● **TO DO**:
**a)** In the back-cover text about Lovecraft, what did Lovecraft come to regard as the sole arbiter of truth?
**b)** Echo the back-cover text about Lovecraft word for word, everything from "By S.T. Joshi" down to "and the macabre.".

● **SOURCE PASSAGE**:

By S.T. Joshi
Back Cover Text
“All my tales are based on the fundamental premise that common
human laws and interests and emotions have no validity or significance in the vast
cosmos-at-large.” That was H.P. Lovecraft’s manifesto of weird fiction; but few have
realized that this is a
philosophical manifesto, and no one has yet examined the powerful
philosophical ideas that fill Lovecraft’s essays and letters and permeate his fiction. In
this comprehensive study, S.T. Joshi presents the first full-length exposition of Lovecraft’s
great tales of horror and the macabre.
In the first part of this book, Joshi studies Lovecraft’s
philosophical development from his youth to his maturity. We see how Lovecraft abandoned all
religious belief at an early age, regarding science as the sole arbiter of truth. In developing
his “cosmic” philosophy, which reduces mankind to an insignificant atom in infinity,
Lovecraft pondered the proper attitude of the thinking man toward an indifferent cosmos. As a
political thinker, Lovecraft evolved from a naive monarchist to a socialist who supported FDR; but
this seemingly spectacular conversion is shown to be a logical outcome of this developing
thought.
In the second part of this volume, Joshi turns to Lovecraft’s
fiction, showing how such philosophical ideas as determinism and free will, trust in science, and
racialism infuse the stories. The one common thread that unites Lovecraft’s philosophy and
his fiction is the notion of the “decline of the West”—the belief that Western
civilization is in a state of inevitable and irreversible decline, so that we can only expect an
eventual collapse and a return to barbarism.

Listings of boxed layout items

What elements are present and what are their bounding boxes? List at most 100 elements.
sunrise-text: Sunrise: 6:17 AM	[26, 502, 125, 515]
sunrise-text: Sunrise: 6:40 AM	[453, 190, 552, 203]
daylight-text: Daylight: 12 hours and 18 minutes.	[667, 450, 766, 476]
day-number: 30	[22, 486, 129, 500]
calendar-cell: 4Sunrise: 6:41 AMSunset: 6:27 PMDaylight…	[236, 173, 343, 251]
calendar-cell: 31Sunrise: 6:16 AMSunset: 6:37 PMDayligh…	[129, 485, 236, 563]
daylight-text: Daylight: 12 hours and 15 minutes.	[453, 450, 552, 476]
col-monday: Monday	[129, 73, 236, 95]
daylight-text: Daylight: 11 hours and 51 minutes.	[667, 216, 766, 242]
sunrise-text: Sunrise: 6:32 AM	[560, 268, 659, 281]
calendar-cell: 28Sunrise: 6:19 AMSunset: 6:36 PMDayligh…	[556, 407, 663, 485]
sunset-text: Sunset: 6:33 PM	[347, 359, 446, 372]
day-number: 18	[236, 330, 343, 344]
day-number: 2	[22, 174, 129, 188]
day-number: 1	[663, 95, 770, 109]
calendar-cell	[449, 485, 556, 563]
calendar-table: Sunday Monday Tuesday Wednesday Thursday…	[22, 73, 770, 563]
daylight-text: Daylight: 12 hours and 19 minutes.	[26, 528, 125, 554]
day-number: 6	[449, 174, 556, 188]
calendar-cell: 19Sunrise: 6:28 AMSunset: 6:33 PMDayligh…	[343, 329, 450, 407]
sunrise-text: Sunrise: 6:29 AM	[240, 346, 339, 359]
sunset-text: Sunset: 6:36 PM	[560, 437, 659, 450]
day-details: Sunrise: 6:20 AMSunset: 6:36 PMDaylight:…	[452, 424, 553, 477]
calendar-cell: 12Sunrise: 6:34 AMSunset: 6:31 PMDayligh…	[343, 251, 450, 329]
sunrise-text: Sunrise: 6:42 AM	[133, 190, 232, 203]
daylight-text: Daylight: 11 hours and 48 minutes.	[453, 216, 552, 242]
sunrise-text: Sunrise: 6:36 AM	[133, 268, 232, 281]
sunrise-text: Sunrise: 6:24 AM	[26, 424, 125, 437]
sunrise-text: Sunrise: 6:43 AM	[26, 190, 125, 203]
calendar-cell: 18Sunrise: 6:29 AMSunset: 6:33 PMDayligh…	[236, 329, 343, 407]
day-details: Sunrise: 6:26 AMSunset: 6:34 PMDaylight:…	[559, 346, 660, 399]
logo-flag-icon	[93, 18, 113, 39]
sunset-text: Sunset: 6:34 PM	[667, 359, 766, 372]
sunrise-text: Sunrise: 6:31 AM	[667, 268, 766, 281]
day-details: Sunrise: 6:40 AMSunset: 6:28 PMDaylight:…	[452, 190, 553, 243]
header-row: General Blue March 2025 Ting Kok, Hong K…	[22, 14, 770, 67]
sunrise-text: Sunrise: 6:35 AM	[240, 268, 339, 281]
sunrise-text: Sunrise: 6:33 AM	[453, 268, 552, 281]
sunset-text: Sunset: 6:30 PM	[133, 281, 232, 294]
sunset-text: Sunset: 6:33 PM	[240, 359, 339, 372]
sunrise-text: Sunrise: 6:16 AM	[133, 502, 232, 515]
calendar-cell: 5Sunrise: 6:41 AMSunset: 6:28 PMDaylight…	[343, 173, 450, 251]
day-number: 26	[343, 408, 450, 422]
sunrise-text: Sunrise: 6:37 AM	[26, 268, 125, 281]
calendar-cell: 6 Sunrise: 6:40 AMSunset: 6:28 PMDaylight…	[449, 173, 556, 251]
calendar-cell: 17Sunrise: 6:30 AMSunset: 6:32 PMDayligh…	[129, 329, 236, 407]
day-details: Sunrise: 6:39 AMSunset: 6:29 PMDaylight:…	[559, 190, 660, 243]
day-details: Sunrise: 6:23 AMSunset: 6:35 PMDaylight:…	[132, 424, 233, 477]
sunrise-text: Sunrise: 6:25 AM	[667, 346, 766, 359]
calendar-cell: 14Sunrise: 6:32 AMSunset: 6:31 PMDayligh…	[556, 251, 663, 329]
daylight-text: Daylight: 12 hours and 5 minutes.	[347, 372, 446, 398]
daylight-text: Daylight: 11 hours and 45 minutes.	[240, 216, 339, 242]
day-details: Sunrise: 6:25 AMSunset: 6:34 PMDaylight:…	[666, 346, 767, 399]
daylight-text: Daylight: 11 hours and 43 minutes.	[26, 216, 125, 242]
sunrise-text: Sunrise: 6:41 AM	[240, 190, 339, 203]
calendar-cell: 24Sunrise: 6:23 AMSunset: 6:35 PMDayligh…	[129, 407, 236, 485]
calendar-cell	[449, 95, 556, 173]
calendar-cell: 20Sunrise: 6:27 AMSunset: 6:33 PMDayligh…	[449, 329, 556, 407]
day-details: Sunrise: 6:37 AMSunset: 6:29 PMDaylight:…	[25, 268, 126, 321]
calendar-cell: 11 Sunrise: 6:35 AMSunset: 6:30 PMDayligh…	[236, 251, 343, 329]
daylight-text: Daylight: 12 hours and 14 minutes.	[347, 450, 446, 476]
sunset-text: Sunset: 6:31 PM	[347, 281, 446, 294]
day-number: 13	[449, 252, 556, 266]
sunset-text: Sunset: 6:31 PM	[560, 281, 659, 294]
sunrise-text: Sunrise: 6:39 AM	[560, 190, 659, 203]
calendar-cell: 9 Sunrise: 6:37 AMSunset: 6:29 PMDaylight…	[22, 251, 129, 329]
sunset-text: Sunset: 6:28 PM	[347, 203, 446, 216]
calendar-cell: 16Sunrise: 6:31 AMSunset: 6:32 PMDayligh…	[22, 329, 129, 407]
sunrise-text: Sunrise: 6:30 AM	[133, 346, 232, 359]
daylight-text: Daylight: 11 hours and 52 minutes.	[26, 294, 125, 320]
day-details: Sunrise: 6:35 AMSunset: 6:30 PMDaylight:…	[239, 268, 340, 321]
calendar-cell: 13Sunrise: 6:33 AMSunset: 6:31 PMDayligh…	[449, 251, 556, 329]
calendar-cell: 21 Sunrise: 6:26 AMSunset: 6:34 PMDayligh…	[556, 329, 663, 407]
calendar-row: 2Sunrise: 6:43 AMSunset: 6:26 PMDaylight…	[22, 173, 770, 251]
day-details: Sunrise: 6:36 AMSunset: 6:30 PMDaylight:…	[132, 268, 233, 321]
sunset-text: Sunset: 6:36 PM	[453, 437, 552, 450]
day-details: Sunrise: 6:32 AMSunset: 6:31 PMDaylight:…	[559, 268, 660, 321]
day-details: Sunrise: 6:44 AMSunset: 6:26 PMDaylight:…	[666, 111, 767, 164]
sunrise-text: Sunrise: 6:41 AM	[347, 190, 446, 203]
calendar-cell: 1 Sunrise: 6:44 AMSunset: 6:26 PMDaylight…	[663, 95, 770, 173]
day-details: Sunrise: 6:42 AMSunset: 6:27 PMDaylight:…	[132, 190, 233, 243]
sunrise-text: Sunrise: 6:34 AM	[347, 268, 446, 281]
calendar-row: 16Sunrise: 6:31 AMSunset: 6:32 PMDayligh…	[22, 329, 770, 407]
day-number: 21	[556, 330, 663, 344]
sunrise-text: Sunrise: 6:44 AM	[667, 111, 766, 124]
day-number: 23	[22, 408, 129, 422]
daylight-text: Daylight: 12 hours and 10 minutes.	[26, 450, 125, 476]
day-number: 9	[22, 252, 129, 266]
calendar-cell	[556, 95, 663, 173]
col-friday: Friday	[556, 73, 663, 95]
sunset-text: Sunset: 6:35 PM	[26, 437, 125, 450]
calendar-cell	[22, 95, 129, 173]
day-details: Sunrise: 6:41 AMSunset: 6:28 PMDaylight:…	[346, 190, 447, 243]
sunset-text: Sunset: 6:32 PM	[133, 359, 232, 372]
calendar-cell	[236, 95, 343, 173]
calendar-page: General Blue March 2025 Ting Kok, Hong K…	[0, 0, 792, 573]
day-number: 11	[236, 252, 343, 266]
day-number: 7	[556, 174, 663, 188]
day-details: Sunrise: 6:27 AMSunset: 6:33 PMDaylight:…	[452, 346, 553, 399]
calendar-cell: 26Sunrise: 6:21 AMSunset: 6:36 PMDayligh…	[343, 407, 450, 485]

● **ANSWERS FOR THE TASKS**:
**a)** Science

**b)**
By S.T. Joshi
Back Cover Text
“All my tales are based on the fundamental premise that common
human laws and interests and emotions have no validity or significance in the vast
cosmos-at-large.” That was H.P. Lovecraft’s manifesto of weird fiction; but few have
realized that this is a
philosophical manifesto, and no one has yet examined the powerful
philosophical ideas that fill Lovecraft’s essays and letters and permeate his fiction. In
this comprehensive study, S.T. Joshi presents the first full-length exposition of Lovecraft’s
great tales of horror and the macabre.